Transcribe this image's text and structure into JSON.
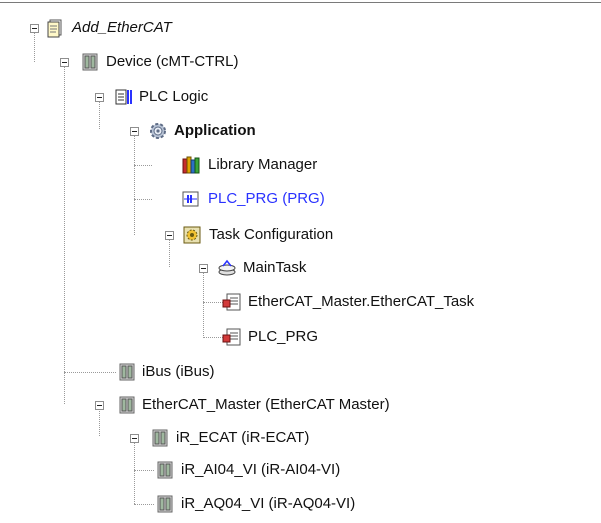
{
  "tree": {
    "root": "Add_EtherCAT",
    "device": "Device (cMT-CTRL)",
    "plc_logic": "PLC Logic",
    "application": "Application",
    "library_manager": "Library Manager",
    "plc_prg": "PLC_PRG (PRG)",
    "task_configuration": "Task Configuration",
    "main_task": "MainTask",
    "ethercat_task": "EtherCAT_Master.EtherCAT_Task",
    "plc_prg_call": "PLC_PRG",
    "ibus": "iBus (iBus)",
    "ethercat_master": "EtherCAT_Master (EtherCAT Master)",
    "ir_ecat": "iR_ECAT (iR-ECAT)",
    "ir_ai04": "iR_AI04_VI (iR-AI04-VI)",
    "ir_aq04": "iR_AQ04_VI (iR-AQ04-VI)"
  },
  "icons": {
    "root": "project-file-icon",
    "device": "device-icon",
    "plc_logic": "plc-logic-icon",
    "application": "application-gear-icon",
    "library_manager": "library-books-icon",
    "plc_prg": "program-pou-icon",
    "task_configuration": "task-configuration-icon",
    "main_task": "task-icon",
    "ethercat_task": "program-call-icon",
    "plc_prg_call": "program-call-icon",
    "ibus": "device-icon",
    "ethercat_master": "device-icon",
    "ir_ecat": "device-icon",
    "ir_ai04": "device-icon",
    "ir_aq04": "device-icon"
  },
  "colors": {
    "link": "#2a32ff",
    "text": "#111111",
    "connector": "#9a9a9a"
  }
}
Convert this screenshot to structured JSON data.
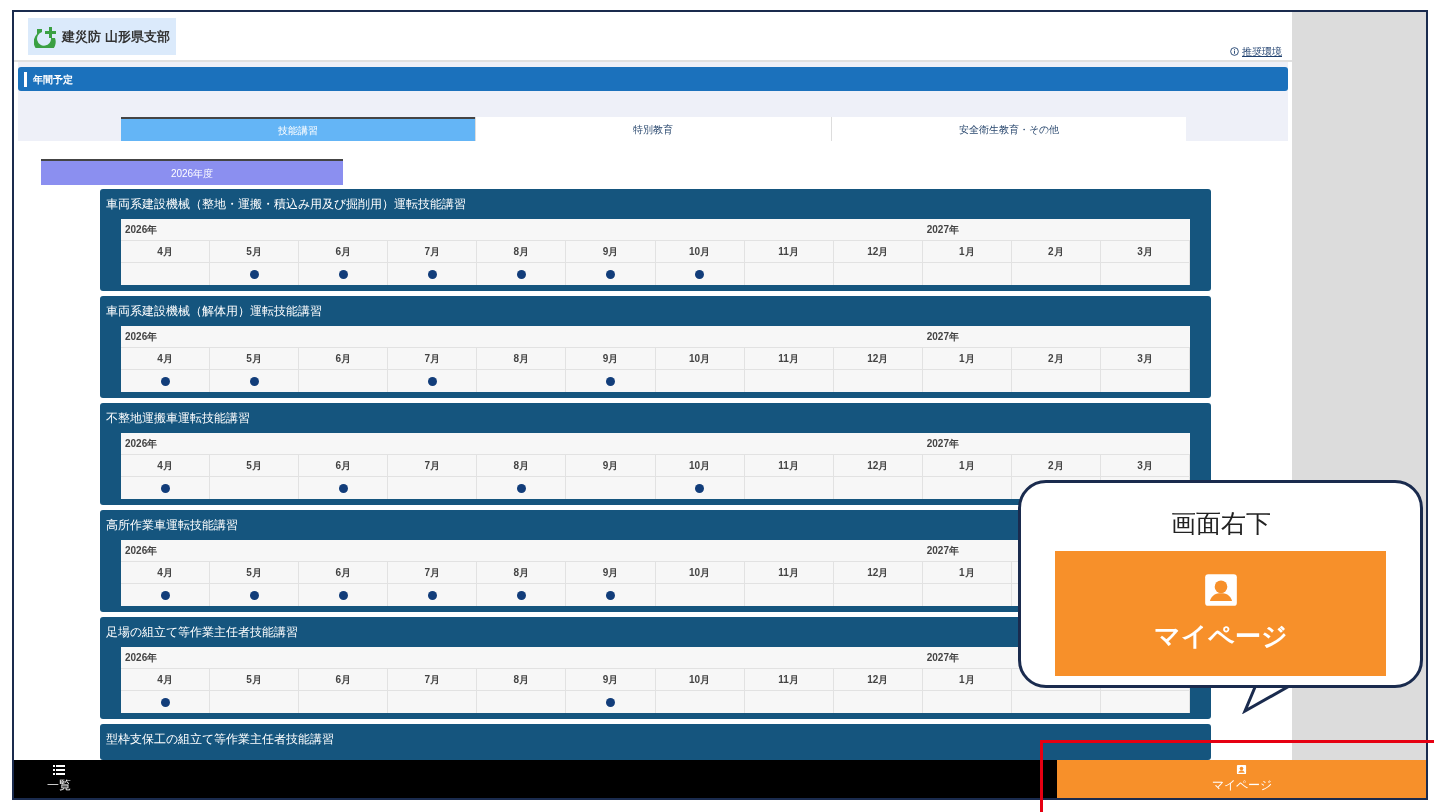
{
  "header": {
    "logo_text": "建災防 山形県支部",
    "link": "推奨環境"
  },
  "section_title": "年間予定",
  "tabs": [
    {
      "label": "技能講習",
      "selected": true
    },
    {
      "label": "特別教育",
      "selected": false
    },
    {
      "label": "安全衛生教育・その他",
      "selected": false
    }
  ],
  "year_tabs": [
    {
      "label": "2026年度",
      "selected": true
    }
  ],
  "courses": [
    {
      "title": "車両系建設機械（整地・運搬・積込み用及び掘削用）運転技能講習",
      "year_start": "2026年",
      "year_next": "2027年",
      "months": [
        {
          "label": "4月",
          "scheduled": false
        },
        {
          "label": "5月",
          "scheduled": true
        },
        {
          "label": "6月",
          "scheduled": true
        },
        {
          "label": "7月",
          "scheduled": true
        },
        {
          "label": "8月",
          "scheduled": true
        },
        {
          "label": "9月",
          "scheduled": true
        },
        {
          "label": "10月",
          "scheduled": true
        },
        {
          "label": "11月",
          "scheduled": false
        },
        {
          "label": "12月",
          "scheduled": false
        },
        {
          "label": "1月",
          "scheduled": false
        },
        {
          "label": "2月",
          "scheduled": false
        },
        {
          "label": "3月",
          "scheduled": false
        }
      ]
    },
    {
      "title": "車両系建設機械（解体用）運転技能講習",
      "year_start": "2026年",
      "year_next": "2027年",
      "months": [
        {
          "label": "4月",
          "scheduled": true
        },
        {
          "label": "5月",
          "scheduled": true
        },
        {
          "label": "6月",
          "scheduled": false
        },
        {
          "label": "7月",
          "scheduled": true
        },
        {
          "label": "8月",
          "scheduled": false
        },
        {
          "label": "9月",
          "scheduled": true
        },
        {
          "label": "10月",
          "scheduled": false
        },
        {
          "label": "11月",
          "scheduled": false
        },
        {
          "label": "12月",
          "scheduled": false
        },
        {
          "label": "1月",
          "scheduled": false
        },
        {
          "label": "2月",
          "scheduled": false
        },
        {
          "label": "3月",
          "scheduled": false
        }
      ]
    },
    {
      "title": "不整地運搬車運転技能講習",
      "year_start": "2026年",
      "year_next": "2027年",
      "months": [
        {
          "label": "4月",
          "scheduled": true
        },
        {
          "label": "5月",
          "scheduled": false
        },
        {
          "label": "6月",
          "scheduled": true
        },
        {
          "label": "7月",
          "scheduled": false
        },
        {
          "label": "8月",
          "scheduled": true
        },
        {
          "label": "9月",
          "scheduled": false
        },
        {
          "label": "10月",
          "scheduled": true
        },
        {
          "label": "11月",
          "scheduled": false
        },
        {
          "label": "12月",
          "scheduled": false
        },
        {
          "label": "1月",
          "scheduled": false
        },
        {
          "label": "2月"
        },
        {
          "label": "3月"
        }
      ]
    },
    {
      "title": "高所作業車運転技能講習",
      "year_start": "2026年",
      "year_next": "2027年",
      "months": [
        {
          "label": "4月",
          "scheduled": true
        },
        {
          "label": "5月",
          "scheduled": true
        },
        {
          "label": "6月",
          "scheduled": true
        },
        {
          "label": "7月",
          "scheduled": true
        },
        {
          "label": "8月",
          "scheduled": true
        },
        {
          "label": "9月",
          "scheduled": true
        },
        {
          "label": "10月",
          "scheduled": false
        },
        {
          "label": "11月",
          "scheduled": false
        },
        {
          "label": "12月",
          "scheduled": false
        },
        {
          "label": "1月",
          "scheduled": false
        }
      ]
    },
    {
      "title": "足場の組立て等作業主任者技能講習",
      "year_start": "2026年",
      "year_next": "2027年",
      "months": [
        {
          "label": "4月",
          "scheduled": true
        },
        {
          "label": "5月",
          "scheduled": false
        },
        {
          "label": "6月",
          "scheduled": false
        },
        {
          "label": "7月",
          "scheduled": false
        },
        {
          "label": "8月",
          "scheduled": false
        },
        {
          "label": "9月",
          "scheduled": true
        },
        {
          "label": "10月",
          "scheduled": false
        },
        {
          "label": "11月",
          "scheduled": false
        },
        {
          "label": "12月",
          "scheduled": false
        },
        {
          "label": "1月",
          "scheduled": false
        }
      ]
    },
    {
      "title": "型枠支保工の組立て等作業主任者技能講習"
    }
  ],
  "bottom_nav": [
    {
      "label": "一覧",
      "selected": false
    },
    {
      "label": "マイページ",
      "selected": true
    }
  ],
  "callout": {
    "caption": "画面右下",
    "button_label": "マイページ"
  }
}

• • • • •

WHAT IS BEING ASKED: Extract all the data above exactly, excluding every picture.

EXERCISE SOLUTION:
Transcribe this image's text and structure into JSON.
{
  "tree": {
    "root": "Add_EtherCAT",
    "device": "Device (cMT-CTRL)",
    "plc_logic": "PLC Logic",
    "application": "Application",
    "library_manager": "Library Manager",
    "plc_prg": "PLC_PRG (PRG)",
    "task_configuration": "Task Configuration",
    "main_task": "MainTask",
    "ethercat_task": "EtherCAT_Master.EtherCAT_Task",
    "plc_prg_call": "PLC_PRG",
    "ibus": "iBus (iBus)",
    "ethercat_master": "EtherCAT_Master (EtherCAT Master)",
    "ir_ecat": "iR_ECAT (iR-ECAT)",
    "ir_ai04": "iR_AI04_VI (iR-AI04-VI)",
    "ir_aq04": "iR_AQ04_VI (iR-AQ04-VI)"
  },
  "icons": {
    "root": "project-file-icon",
    "device": "device-icon",
    "plc_logic": "plc-logic-icon",
    "application": "application-gear-icon",
    "library_manager": "library-books-icon",
    "plc_prg": "program-pou-icon",
    "task_configuration": "task-configuration-icon",
    "main_task": "task-icon",
    "ethercat_task": "program-call-icon",
    "plc_prg_call": "program-call-icon",
    "ibus": "device-icon",
    "ethercat_master": "device-icon",
    "ir_ecat": "device-icon",
    "ir_ai04": "device-icon",
    "ir_aq04": "device-icon"
  },
  "colors": {
    "link": "#2a32ff",
    "text": "#111111",
    "connector": "#9a9a9a"
  }
}
Convert this screenshot to structured JSON data.
{
  "header": {
    "logo_text": "建災防 山形県支部",
    "link": "推奨環境"
  },
  "section_title": "年間予定",
  "tabs": [
    {
      "label": "技能講習",
      "selected": true
    },
    {
      "label": "特別教育",
      "selected": false
    },
    {
      "label": "安全衛生教育・その他",
      "selected": false
    }
  ],
  "year_tabs": [
    {
      "label": "2026年度",
      "selected": true
    }
  ],
  "courses": [
    {
      "title": "車両系建設機械（整地・運搬・積込み用及び掘削用）運転技能講習",
      "year_start": "2026年",
      "year_next": "2027年",
      "months": [
        {
          "label": "4月",
          "scheduled": false
        },
        {
          "label": "5月",
          "scheduled": true
        },
        {
          "label": "6月",
          "scheduled": true
        },
        {
          "label": "7月",
          "scheduled": true
        },
        {
          "label": "8月",
          "scheduled": true
        },
        {
          "label": "9月",
          "scheduled": true
        },
        {
          "label": "10月",
          "scheduled": true
        },
        {
          "label": "11月",
          "scheduled": false
        },
        {
          "label": "12月",
          "scheduled": false
        },
        {
          "label": "1月",
          "scheduled": false
        },
        {
          "label": "2月",
          "scheduled": false
        },
        {
          "label": "3月",
          "scheduled": false
        }
      ]
    },
    {
      "title": "車両系建設機械（解体用）運転技能講習",
      "year_start": "2026年",
      "year_next": "2027年",
      "months": [
        {
          "label": "4月",
          "scheduled": true
        },
        {
          "label": "5月",
          "scheduled": true
        },
        {
          "label": "6月",
          "scheduled": false
        },
        {
          "label": "7月",
          "scheduled": true
        },
        {
          "label": "8月",
          "scheduled": false
        },
        {
          "label": "9月",
          "scheduled": true
        },
        {
          "label": "10月",
          "scheduled": false
        },
        {
          "label": "11月",
          "scheduled": false
        },
        {
          "label": "12月",
          "scheduled": false
        },
        {
          "label": "1月",
          "scheduled": false
        },
        {
          "label": "2月",
          "scheduled": false
        },
        {
          "label": "3月",
          "scheduled": false
        }
      ]
    },
    {
      "title": "不整地運搬車運転技能講習",
      "year_start": "2026年",
      "year_next": "2027年",
      "months": [
        {
          "label": "4月",
          "scheduled": true
        },
        {
          "label": "5月",
          "scheduled": false
        },
        {
          "label": "6月",
          "scheduled": true
        },
        {
          "label": "7月",
          "scheduled": false
        },
        {
          "label": "8月",
          "scheduled": true
        },
        {
          "label": "9月",
          "scheduled": false
        },
        {
          "label": "10月",
          "scheduled": true
        },
        {
          "label": "11月",
          "scheduled": false
        },
        {
          "label": "12月",
          "scheduled": false
        },
        {
          "label": "1月",
          "scheduled": false
        },
        {
          "label": "2月"
        },
        {
          "label": "3月"
        }
      ]
    },
    {
      "title": "高所作業車運転技能講習",
      "year_start": "2026年",
      "year_next": "2027年",
      "months": [
        {
          "label": "4月",
          "scheduled": true
        },
        {
          "label": "5月",
          "scheduled": true
        },
        {
          "label": "6月",
          "scheduled": true
        },
        {
          "label": "7月",
          "scheduled": true
        },
        {
          "label": "8月",
          "scheduled": true
        },
        {
          "label": "9月",
          "scheduled": true
        },
        {
          "label": "10月",
          "scheduled": false
        },
        {
          "label": "11月",
          "scheduled": false
        },
        {
          "label": "12月",
          "scheduled": false
        },
        {
          "label": "1月",
          "scheduled": false
        }
      ]
    },
    {
      "title": "足場の組立て等作業主任者技能講習",
      "year_start": "2026年",
      "year_next": "2027年",
      "months": [
        {
          "label": "4月",
          "scheduled": true
        },
        {
          "label": "5月",
          "scheduled": false
        },
        {
          "label": "6月",
          "scheduled": false
        },
        {
          "label": "7月",
          "scheduled": false
        },
        {
          "label": "8月",
          "scheduled": false
        },
        {
          "label": "9月",
          "scheduled": true
        },
        {
          "label": "10月",
          "scheduled": false
        },
        {
          "label": "11月",
          "scheduled": false
        },
        {
          "label": "12月",
          "scheduled": false
        },
        {
          "label": "1月",
          "scheduled": false
        }
      ]
    },
    {
      "title": "型枠支保工の組立て等作業主任者技能講習"
    }
  ],
  "bottom_nav": [
    {
      "label": "一覧",
      "selected": false
    },
    {
      "label": "マイページ",
      "selected": true
    }
  ],
  "callout": {
    "caption": "画面右下",
    "button_label": "マイページ"
  }
}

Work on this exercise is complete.